> [WHAT YOU NEED TO DO] Would you retype all of these records exactly?

[Data entries]

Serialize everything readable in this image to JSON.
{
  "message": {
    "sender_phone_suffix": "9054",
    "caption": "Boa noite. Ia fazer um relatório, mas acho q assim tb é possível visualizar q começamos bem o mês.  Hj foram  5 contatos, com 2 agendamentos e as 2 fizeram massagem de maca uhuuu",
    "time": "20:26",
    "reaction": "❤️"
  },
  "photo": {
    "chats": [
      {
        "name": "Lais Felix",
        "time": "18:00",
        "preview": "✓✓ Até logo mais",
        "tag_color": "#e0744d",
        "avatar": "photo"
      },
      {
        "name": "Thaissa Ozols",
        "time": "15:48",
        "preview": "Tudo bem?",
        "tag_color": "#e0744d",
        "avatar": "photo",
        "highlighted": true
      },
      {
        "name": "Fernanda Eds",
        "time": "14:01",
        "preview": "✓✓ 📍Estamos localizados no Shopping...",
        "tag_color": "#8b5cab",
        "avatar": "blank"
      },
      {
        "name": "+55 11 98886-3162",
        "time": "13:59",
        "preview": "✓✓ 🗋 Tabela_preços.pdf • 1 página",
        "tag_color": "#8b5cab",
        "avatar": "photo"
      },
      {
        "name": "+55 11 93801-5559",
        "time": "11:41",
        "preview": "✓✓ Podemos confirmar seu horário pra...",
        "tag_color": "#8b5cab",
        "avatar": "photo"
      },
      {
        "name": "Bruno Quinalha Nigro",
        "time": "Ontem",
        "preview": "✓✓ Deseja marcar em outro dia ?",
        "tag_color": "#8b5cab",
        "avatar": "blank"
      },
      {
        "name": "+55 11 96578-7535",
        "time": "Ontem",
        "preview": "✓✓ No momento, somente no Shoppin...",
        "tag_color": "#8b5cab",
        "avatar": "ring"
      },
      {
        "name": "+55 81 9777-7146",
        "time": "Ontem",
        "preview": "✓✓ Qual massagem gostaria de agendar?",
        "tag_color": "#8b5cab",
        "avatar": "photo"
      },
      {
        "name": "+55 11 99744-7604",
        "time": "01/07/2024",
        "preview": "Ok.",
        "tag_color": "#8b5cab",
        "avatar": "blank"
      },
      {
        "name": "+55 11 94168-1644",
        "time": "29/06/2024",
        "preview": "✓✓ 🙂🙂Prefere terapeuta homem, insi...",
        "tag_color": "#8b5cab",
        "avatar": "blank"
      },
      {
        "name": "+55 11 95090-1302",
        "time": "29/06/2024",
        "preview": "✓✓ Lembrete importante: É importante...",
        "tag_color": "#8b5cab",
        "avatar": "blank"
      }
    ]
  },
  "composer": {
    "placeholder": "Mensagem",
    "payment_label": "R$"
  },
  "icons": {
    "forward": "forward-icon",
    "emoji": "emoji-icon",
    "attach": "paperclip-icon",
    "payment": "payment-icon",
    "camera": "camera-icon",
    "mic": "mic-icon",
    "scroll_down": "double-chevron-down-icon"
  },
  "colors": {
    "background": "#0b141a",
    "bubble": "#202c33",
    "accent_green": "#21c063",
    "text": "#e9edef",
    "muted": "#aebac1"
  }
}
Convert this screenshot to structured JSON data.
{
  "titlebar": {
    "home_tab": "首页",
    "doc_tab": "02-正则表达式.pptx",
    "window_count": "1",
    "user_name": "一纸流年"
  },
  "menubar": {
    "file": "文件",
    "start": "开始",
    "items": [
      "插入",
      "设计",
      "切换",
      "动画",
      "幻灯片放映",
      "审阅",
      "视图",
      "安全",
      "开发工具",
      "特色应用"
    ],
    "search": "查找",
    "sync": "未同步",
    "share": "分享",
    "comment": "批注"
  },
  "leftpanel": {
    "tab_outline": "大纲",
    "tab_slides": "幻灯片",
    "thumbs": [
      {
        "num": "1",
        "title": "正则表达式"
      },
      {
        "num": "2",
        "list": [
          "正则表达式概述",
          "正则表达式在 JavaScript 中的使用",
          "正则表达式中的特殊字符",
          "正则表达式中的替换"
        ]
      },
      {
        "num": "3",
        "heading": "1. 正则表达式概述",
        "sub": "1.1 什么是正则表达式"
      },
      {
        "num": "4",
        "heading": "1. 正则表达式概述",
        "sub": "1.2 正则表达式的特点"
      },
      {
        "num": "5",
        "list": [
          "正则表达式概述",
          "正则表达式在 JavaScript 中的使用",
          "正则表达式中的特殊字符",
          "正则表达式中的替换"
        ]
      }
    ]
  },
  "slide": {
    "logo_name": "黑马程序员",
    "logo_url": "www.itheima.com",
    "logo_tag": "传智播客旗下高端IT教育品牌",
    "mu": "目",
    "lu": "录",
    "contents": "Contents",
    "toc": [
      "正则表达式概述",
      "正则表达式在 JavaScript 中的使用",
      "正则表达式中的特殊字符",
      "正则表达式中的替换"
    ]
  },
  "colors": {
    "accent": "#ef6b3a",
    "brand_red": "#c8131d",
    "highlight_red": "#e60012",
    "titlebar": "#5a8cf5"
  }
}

> [COMPLETE OUTPUT]
Serialize everything readable in this image to JSON.
{
  "message": {
    "sender_phone_suffix": "9054",
    "caption": "Boa noite. Ia fazer um relatório, mas acho q assim tb é possível visualizar q começamos bem o mês.  Hj foram  5 contatos, com 2 agendamentos e as 2 fizeram massagem de maca uhuuu",
    "time": "20:26",
    "reaction": "❤️"
  },
  "photo": {
    "chats": [
      {
        "name": "Lais Felix",
        "time": "18:00",
        "preview": "✓✓ Até logo mais",
        "tag_color": "#e0744d",
        "avatar": "photo"
      },
      {
        "name": "Thaissa Ozols",
        "time": "15:48",
        "preview": "Tudo bem?",
        "tag_color": "#e0744d",
        "avatar": "photo",
        "highlighted": true
      },
      {
        "name": "Fernanda Eds",
        "time": "14:01",
        "preview": "✓✓ 📍Estamos localizados no Shopping...",
        "tag_color": "#8b5cab",
        "avatar": "blank"
      },
      {
        "name": "+55 11 98886-3162",
        "time": "13:59",
        "preview": "✓✓ 🗋 Tabela_preços.pdf • 1 página",
        "tag_color": "#8b5cab",
        "avatar": "photo"
      },
      {
        "name": "+55 11 93801-5559",
        "time": "11:41",
        "preview": "✓✓ Podemos confirmar seu horário pra...",
        "tag_color": "#8b5cab",
        "avatar": "photo"
      },
      {
        "name": "Bruno Quinalha Nigro",
        "time": "Ontem",
        "preview": "✓✓ Deseja marcar em outro dia ?",
        "tag_color": "#8b5cab",
        "avatar": "blank"
      },
      {
        "name": "+55 11 96578-7535",
        "time": "Ontem",
        "preview": "✓✓ No momento, somente no Shoppin...",
        "tag_color": "#8b5cab",
        "avatar": "ring"
      },
      {
        "name": "+55 81 9777-7146",
        "time": "Ontem",
        "preview": "✓✓ Qual massagem gostaria de agendar?",
        "tag_color": "#8b5cab",
        "avatar": "photo"
      },
      {
        "name": "+55 11 99744-7604",
        "time": "01/07/2024",
        "preview": "Ok.",
        "tag_color": "#8b5cab",
        "avatar": "blank"
      },
      {
        "name": "+55 11 94168-1644",
        "time": "29/06/2024",
        "preview": "✓✓ 🙂🙂Prefere terapeuta homem, insi...",
        "tag_color": "#8b5cab",
        "avatar": "blank"
      },
      {
        "name": "+55 11 95090-1302",
        "time": "29/06/2024",
        "preview": "✓✓ Lembrete importante: É importante...",
        "tag_color": "#8b5cab",
        "avatar": "blank"
      }
    ]
  },
  "composer": {
    "placeholder": "Mensagem",
    "payment_label": "R$"
  },
  "icons": {
    "forward": "forward-icon",
    "emoji": "emoji-icon",
    "attach": "paperclip-icon",
    "payment": "payment-icon",
    "camera": "camera-icon",
    "mic": "mic-icon",
    "scroll_down": "double-chevron-down-icon"
  },
  "colors": {
    "background": "#0b141a",
    "bubble": "#202c33",
    "accent_green": "#21c063",
    "text": "#e9edef",
    "muted": "#aebac1"
  }
}
Convert this screenshot to structured JSON data.
{
  "titlebar": {
    "home_tab": "首页",
    "doc_tab": "02-正则表达式.pptx",
    "window_count": "1",
    "user_name": "一纸流年"
  },
  "menubar": {
    "file": "文件",
    "start": "开始",
    "items": [
      "插入",
      "设计",
      "切换",
      "动画",
      "幻灯片放映",
      "审阅",
      "视图",
      "安全",
      "开发工具",
      "特色应用"
    ],
    "search": "查找",
    "sync": "未同步",
    "share": "分享",
    "comment": "批注"
  },
  "leftpanel": {
    "tab_outline": "大纲",
    "tab_slides": "幻灯片",
    "thumbs": [
      {
        "num": "1",
        "title": "正则表达式"
      },
      {
        "num": "2",
        "list": [
          "正则表达式概述",
          "正则表达式在 JavaScript 中的使用",
          "正则表达式中的特殊字符",
          "正则表达式中的替换"
        ]
      },
      {
        "num": "3",
        "heading": "1. 正则表达式概述",
        "sub": "1.1 什么是正则表达式"
      },
      {
        "num": "4",
        "heading": "1. 正则表达式概述",
        "sub": "1.2 正则表达式的特点"
      },
      {
        "num": "5",
        "list": [
          "正则表达式概述",
          "正则表达式在 JavaScript 中的使用",
          "正则表达式中的特殊字符",
          "正则表达式中的替换"
        ]
      }
    ]
  },
  "slide": {
    "logo_name": "黑马程序员",
    "logo_url": "www.itheima.com",
    "logo_tag": "传智播客旗下高端IT教育品牌",
    "mu": "目",
    "lu": "录",
    "contents": "Contents",
    "toc": [
      "正则表达式概述",
      "正则表达式在 JavaScript 中的使用",
      "正则表达式中的特殊字符",
      "正则表达式中的替换"
    ]
  },
  "colors": {
    "accent": "#ef6b3a",
    "brand_red": "#c8131d",
    "highlight_red": "#e60012",
    "titlebar": "#5a8cf5"
  }
}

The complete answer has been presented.